→ Challenge: Copy out every line, unchanged, from the start of the entries through the line containing "The contact surface 104 is at (609, 296).", inclusive.

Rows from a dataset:
————————

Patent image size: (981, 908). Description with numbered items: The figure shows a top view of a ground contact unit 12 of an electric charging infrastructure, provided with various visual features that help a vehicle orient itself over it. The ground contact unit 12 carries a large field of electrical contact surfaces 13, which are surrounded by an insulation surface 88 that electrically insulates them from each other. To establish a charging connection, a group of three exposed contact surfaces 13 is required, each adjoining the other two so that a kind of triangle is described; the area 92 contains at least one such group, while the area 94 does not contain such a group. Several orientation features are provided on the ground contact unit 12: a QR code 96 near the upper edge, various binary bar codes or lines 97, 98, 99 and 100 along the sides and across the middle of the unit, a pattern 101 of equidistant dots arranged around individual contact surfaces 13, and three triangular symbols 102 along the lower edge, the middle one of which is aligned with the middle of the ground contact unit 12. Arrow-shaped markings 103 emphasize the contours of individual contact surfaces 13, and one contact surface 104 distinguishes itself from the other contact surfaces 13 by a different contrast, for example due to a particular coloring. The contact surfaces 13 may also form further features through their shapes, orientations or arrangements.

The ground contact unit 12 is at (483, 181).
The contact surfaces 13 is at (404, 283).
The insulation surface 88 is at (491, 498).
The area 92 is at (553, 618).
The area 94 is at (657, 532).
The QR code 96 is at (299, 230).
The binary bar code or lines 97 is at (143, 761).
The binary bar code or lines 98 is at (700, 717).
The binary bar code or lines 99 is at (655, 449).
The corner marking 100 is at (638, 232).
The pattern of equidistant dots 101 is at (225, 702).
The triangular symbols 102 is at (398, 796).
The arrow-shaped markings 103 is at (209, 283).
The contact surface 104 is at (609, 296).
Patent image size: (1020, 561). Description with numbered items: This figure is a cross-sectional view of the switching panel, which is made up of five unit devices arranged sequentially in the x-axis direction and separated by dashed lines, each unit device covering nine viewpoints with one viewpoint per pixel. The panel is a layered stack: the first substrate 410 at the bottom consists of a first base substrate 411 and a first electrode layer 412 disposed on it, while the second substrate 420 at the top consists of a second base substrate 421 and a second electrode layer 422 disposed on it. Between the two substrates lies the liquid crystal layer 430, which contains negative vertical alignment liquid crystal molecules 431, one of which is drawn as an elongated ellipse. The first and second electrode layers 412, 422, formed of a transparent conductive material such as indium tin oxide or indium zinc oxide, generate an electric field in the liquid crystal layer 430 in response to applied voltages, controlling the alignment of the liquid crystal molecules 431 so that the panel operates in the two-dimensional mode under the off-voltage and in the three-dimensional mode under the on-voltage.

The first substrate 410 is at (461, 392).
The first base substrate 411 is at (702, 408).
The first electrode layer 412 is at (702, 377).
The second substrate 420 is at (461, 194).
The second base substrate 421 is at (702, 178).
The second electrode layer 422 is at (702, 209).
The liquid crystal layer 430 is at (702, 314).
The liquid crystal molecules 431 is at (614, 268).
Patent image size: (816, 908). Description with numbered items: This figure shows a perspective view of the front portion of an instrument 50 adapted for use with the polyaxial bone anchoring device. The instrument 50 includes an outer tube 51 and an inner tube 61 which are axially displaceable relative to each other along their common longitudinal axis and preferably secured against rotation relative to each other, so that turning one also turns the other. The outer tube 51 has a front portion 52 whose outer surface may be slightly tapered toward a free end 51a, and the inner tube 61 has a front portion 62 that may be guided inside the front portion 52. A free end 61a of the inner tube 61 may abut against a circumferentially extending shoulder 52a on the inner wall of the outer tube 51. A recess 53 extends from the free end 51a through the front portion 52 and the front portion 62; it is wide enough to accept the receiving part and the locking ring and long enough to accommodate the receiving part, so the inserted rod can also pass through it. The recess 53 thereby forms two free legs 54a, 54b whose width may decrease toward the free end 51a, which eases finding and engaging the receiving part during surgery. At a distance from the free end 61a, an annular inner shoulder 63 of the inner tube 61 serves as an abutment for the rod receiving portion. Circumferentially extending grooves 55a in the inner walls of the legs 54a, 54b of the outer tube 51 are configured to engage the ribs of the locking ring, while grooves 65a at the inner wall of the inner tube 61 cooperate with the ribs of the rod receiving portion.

————————

→ Complete output:
Patent image size: (981, 908). Description with numbered items: The figure shows a top view of a ground contact unit 12 of an electric charging infrastructure, provided with various visual features that help a vehicle orient itself over it. The ground contact unit 12 carries a large field of electrical contact surfaces 13, which are surrounded by an insulation surface 88 that electrically insulates them from each other. To establish a charging connection, a group of three exposed contact surfaces 13 is required, each adjoining the other two so that a kind of triangle is described; the area 92 contains at least one such group, while the area 94 does not contain such a group. Several orientation features are provided on the ground contact unit 12: a QR code 96 near the upper edge, various binary bar codes or lines 97, 98, 99 and 100 along the sides and across the middle of the unit, a pattern 101 of equidistant dots arranged around individual contact surfaces 13, and three triangular symbols 102 along the lower edge, the middle one of which is aligned with the middle of the ground contact unit 12. Arrow-shaped markings 103 emphasize the contours of individual contact surfaces 13, and one contact surface 104 distinguishes itself from the other contact surfaces 13 by a different contrast, for example due to a particular coloring. The contact surfaces 13 may also form further features through their shapes, orientations or arrangements.

The ground contact unit 12 is at (483, 181).
The contact surfaces 13 is at (404, 283).
The insulation surface 88 is at (491, 498).
The area 92 is at (553, 618).
The area 94 is at (657, 532).
The QR code 96 is at (299, 230).
The binary bar code or lines 97 is at (143, 761).
The binary bar code or lines 98 is at (700, 717).
The binary bar code or lines 99 is at (655, 449).
The corner marking 100 is at (638, 232).
The pattern of equidistant dots 101 is at (225, 702).
The triangular symbols 102 is at (398, 796).
The arrow-shaped markings 103 is at (209, 283).
The contact surface 104 is at (609, 296).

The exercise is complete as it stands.